Goal.
Convert every item below into a JSON array of strings, with one string for each line and blank lines omitted.

= = =

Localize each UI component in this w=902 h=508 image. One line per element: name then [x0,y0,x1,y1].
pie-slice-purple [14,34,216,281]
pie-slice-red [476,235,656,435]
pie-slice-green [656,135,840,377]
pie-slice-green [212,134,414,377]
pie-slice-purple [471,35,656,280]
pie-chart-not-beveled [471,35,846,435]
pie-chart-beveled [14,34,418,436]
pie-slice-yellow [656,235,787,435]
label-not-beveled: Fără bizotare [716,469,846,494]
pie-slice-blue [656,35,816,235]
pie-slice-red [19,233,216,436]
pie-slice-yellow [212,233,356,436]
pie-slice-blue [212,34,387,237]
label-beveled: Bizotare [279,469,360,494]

= = =

Written response.
[
  "Localize each UI component in this w=902 h=508 image. One line per element: name then [x0,y0,x1,y1].",
  "pie-slice-purple [14,34,216,281]",
  "pie-slice-red [476,235,656,435]",
  "pie-slice-green [656,135,840,377]",
  "pie-slice-green [212,134,414,377]",
  "pie-slice-purple [471,35,656,280]",
  "pie-chart-not-beveled [471,35,846,435]",
  "pie-chart-beveled [14,34,418,436]",
  "pie-slice-yellow [656,235,787,435]",
  "label-not-beveled: Fără bizotare [716,469,846,494]",
  "pie-slice-blue [656,35,816,235]",
  "pie-slice-red [19,233,216,436]",
  "pie-slice-yellow [212,233,356,436]",
  "pie-slice-blue [212,34,387,237]",
  "label-beveled: Bizotare [279,469,360,494]"
]